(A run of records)
━━━━━━

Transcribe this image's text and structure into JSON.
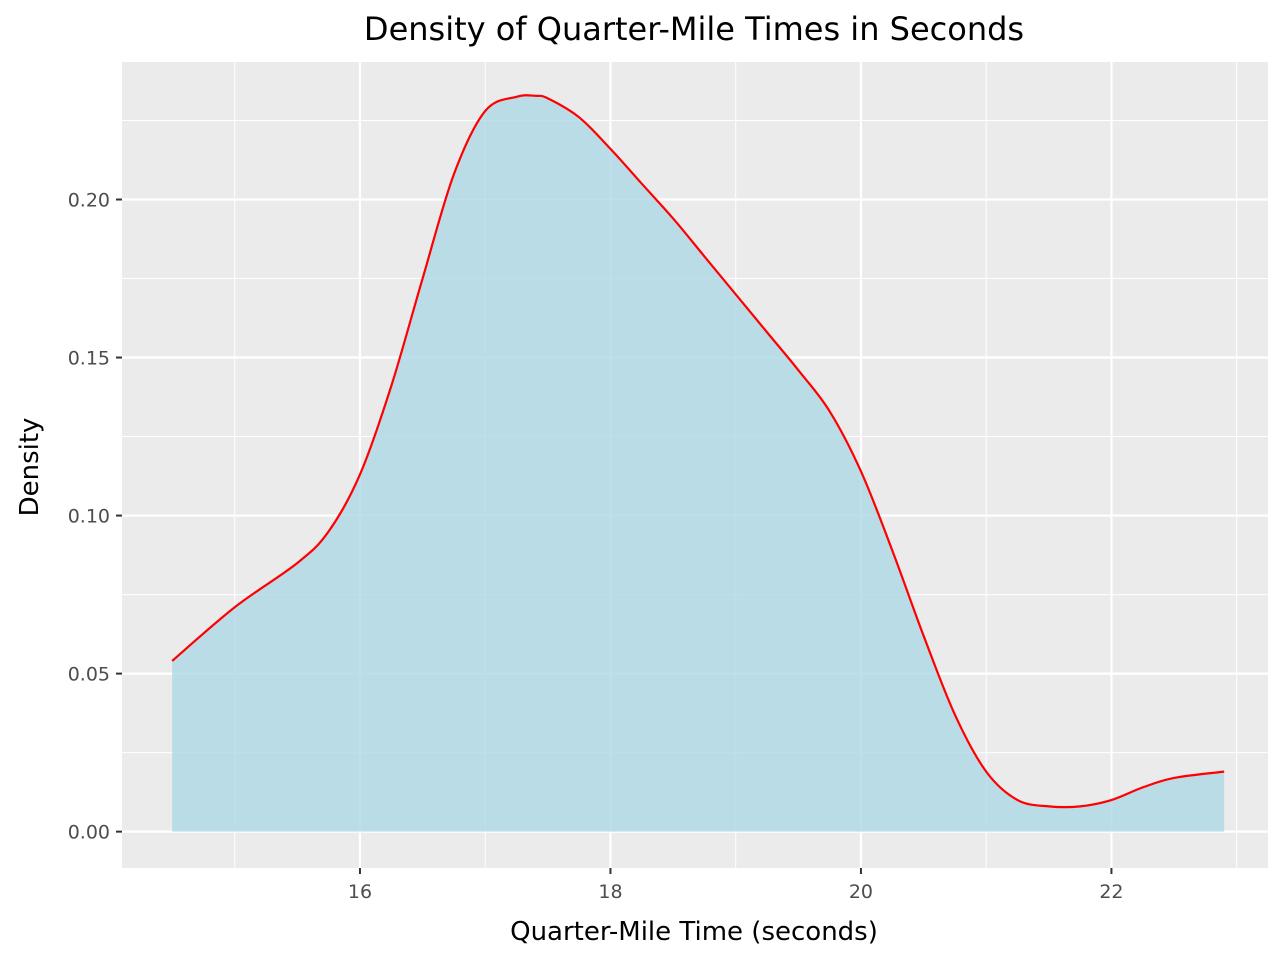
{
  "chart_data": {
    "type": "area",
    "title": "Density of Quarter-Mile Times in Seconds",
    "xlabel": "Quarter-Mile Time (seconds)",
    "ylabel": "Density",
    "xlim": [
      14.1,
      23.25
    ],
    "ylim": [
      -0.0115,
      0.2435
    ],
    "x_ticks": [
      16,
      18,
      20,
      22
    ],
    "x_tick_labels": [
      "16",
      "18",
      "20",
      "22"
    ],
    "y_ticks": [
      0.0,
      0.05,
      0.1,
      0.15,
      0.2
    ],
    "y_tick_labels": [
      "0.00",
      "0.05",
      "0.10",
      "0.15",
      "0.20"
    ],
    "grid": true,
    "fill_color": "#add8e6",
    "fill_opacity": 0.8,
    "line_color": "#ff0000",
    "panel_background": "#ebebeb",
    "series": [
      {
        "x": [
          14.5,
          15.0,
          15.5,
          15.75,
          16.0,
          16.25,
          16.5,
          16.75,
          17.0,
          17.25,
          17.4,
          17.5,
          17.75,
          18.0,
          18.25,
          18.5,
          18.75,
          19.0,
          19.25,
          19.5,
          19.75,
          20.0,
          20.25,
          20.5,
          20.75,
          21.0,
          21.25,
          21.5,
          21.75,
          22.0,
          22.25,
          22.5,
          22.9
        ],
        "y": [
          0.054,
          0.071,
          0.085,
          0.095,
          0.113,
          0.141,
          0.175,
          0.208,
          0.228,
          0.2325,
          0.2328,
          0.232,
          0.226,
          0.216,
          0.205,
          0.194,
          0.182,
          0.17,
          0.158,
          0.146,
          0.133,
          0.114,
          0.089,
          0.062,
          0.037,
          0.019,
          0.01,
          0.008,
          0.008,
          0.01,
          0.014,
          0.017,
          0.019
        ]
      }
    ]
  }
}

━━━━━━

Exercise requirements: All of the records need repeating exactly, except for the pictures.

Response to this task:
Transcribe this image's text and structure into JSON.
{
  "chart_data": {
    "type": "area",
    "title": "Density of Quarter-Mile Times in Seconds",
    "xlabel": "Quarter-Mile Time (seconds)",
    "ylabel": "Density",
    "xlim": [
      14.1,
      23.25
    ],
    "ylim": [
      -0.0115,
      0.2435
    ],
    "x_ticks": [
      16,
      18,
      20,
      22
    ],
    "x_tick_labels": [
      "16",
      "18",
      "20",
      "22"
    ],
    "y_ticks": [
      0.0,
      0.05,
      0.1,
      0.15,
      0.2
    ],
    "y_tick_labels": [
      "0.00",
      "0.05",
      "0.10",
      "0.15",
      "0.20"
    ],
    "grid": true,
    "fill_color": "#add8e6",
    "fill_opacity": 0.8,
    "line_color": "#ff0000",
    "panel_background": "#ebebeb",
    "series": [
      {
        "x": [
          14.5,
          15.0,
          15.5,
          15.75,
          16.0,
          16.25,
          16.5,
          16.75,
          17.0,
          17.25,
          17.4,
          17.5,
          17.75,
          18.0,
          18.25,
          18.5,
          18.75,
          19.0,
          19.25,
          19.5,
          19.75,
          20.0,
          20.25,
          20.5,
          20.75,
          21.0,
          21.25,
          21.5,
          21.75,
          22.0,
          22.25,
          22.5,
          22.9
        ],
        "y": [
          0.054,
          0.071,
          0.085,
          0.095,
          0.113,
          0.141,
          0.175,
          0.208,
          0.228,
          0.2325,
          0.2328,
          0.232,
          0.226,
          0.216,
          0.205,
          0.194,
          0.182,
          0.17,
          0.158,
          0.146,
          0.133,
          0.114,
          0.089,
          0.062,
          0.037,
          0.019,
          0.01,
          0.008,
          0.008,
          0.01,
          0.014,
          0.017,
          0.019
        ]
      }
    ]
  }
}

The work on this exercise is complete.